═════ Available records

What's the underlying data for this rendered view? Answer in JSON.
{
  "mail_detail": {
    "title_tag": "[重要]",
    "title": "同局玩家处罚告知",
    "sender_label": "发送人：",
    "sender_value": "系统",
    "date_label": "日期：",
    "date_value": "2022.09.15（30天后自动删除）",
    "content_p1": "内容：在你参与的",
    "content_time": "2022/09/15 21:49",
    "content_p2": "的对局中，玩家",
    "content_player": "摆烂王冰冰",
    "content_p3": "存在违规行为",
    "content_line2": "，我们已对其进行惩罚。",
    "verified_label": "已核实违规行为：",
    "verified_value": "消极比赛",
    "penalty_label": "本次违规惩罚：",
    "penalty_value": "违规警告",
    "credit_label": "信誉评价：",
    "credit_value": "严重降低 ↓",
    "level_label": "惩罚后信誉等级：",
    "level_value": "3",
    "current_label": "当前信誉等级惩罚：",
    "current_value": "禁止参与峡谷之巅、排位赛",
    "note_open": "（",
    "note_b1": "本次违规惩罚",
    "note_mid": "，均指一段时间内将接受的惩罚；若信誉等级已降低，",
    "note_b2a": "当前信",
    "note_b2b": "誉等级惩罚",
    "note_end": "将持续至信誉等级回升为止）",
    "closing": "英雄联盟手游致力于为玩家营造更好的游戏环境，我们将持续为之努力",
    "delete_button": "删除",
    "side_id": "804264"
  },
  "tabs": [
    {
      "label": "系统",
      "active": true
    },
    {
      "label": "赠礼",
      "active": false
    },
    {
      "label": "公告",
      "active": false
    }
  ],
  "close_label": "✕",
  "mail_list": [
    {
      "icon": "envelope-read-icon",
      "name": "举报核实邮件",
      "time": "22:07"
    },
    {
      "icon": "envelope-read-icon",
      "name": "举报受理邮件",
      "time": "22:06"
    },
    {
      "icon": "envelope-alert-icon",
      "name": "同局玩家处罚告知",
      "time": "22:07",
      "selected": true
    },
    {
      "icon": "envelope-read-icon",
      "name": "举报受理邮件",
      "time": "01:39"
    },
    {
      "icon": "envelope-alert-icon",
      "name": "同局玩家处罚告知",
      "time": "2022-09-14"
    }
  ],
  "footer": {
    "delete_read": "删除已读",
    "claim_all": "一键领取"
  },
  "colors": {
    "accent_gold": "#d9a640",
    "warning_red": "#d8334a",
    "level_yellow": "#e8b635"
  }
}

══════════

Each entry must be reproduced verbatim.

What's the underlying data for this rendered view? Answer in JSON.
{
  "mail_detail": {
    "title_tag": "[重要]",
    "title": "同局玩家处罚告知",
    "sender_label": "发送人：",
    "sender_value": "系统",
    "date_label": "日期：",
    "date_value": "2022.09.15（30天后自动删除）",
    "content_p1": "内容：在你参与的",
    "content_time": "2022/09/15 21:49",
    "content_p2": "的对局中，玩家",
    "content_player": "摆烂王冰冰",
    "content_p3": "存在违规行为",
    "content_line2": "，我们已对其进行惩罚。",
    "verified_label": "已核实违规行为：",
    "verified_value": "消极比赛",
    "penalty_label": "本次违规惩罚：",
    "penalty_value": "违规警告",
    "credit_label": "信誉评价：",
    "credit_value": "严重降低 ↓",
    "level_label": "惩罚后信誉等级：",
    "level_value": "3",
    "current_label": "当前信誉等级惩罚：",
    "current_value": "禁止参与峡谷之巅、排位赛",
    "note_open": "（",
    "note_b1": "本次违规惩罚",
    "note_mid": "，均指一段时间内将接受的惩罚；若信誉等级已降低，",
    "note_b2a": "当前信",
    "note_b2b": "誉等级惩罚",
    "note_end": "将持续至信誉等级回升为止）",
    "closing": "英雄联盟手游致力于为玩家营造更好的游戏环境，我们将持续为之努力",
    "delete_button": "删除",
    "side_id": "804264"
  },
  "tabs": [
    {
      "label": "系统",
      "active": true
    },
    {
      "label": "赠礼",
      "active": false
    },
    {
      "label": "公告",
      "active": false
    }
  ],
  "close_label": "✕",
  "mail_list": [
    {
      "icon": "envelope-read-icon",
      "name": "举报核实邮件",
      "time": "22:07"
    },
    {
      "icon": "envelope-read-icon",
      "name": "举报受理邮件",
      "time": "22:06"
    },
    {
      "icon": "envelope-alert-icon",
      "name": "同局玩家处罚告知",
      "time": "22:07",
      "selected": true
    },
    {
      "icon": "envelope-read-icon",
      "name": "举报受理邮件",
      "time": "01:39"
    },
    {
      "icon": "envelope-alert-icon",
      "name": "同局玩家处罚告知",
      "time": "2022-09-14"
    }
  ],
  "footer": {
    "delete_read": "删除已读",
    "claim_all": "一键领取"
  },
  "colors": {
    "accent_gold": "#d9a640",
    "warning_red": "#d8334a",
    "level_yellow": "#e8b635"
  }
}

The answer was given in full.